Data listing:
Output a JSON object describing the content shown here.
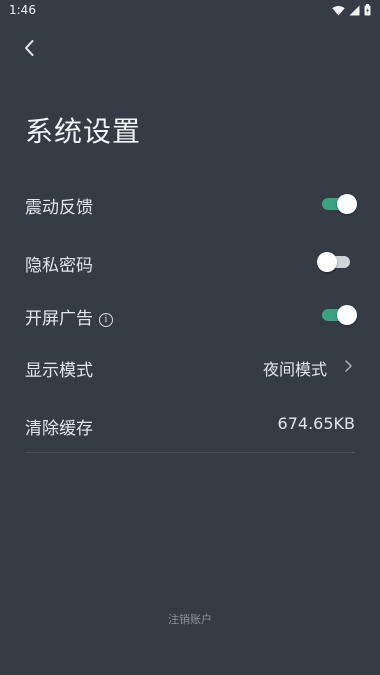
{
  "status_bar": {
    "time": "1:46"
  },
  "header": {
    "title": "系统设置"
  },
  "settings": {
    "vibration": {
      "label": "震动反馈",
      "enabled": true
    },
    "privacy_lock": {
      "label": "隐私密码",
      "enabled": false
    },
    "splash_ad": {
      "label": "开屏广告",
      "enabled": true,
      "info_glyph": "i"
    },
    "display_mode": {
      "label": "显示模式",
      "value": "夜间模式"
    },
    "clear_cache": {
      "label": "清除缓存",
      "value": "674.65KB"
    }
  },
  "footer": {
    "logout_label": "注销账户"
  },
  "colors": {
    "background": "#353c45",
    "toggle_on": "#3ba17f",
    "toggle_off": "#cfd4d9"
  }
}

_DESCRIPTION OF THE TASK_. Check each line of the records above for "enabled", and copy those that have it.

_COMPLETE OUTPUT_.
      "enabled": true
      "enabled": false
      "enabled": true,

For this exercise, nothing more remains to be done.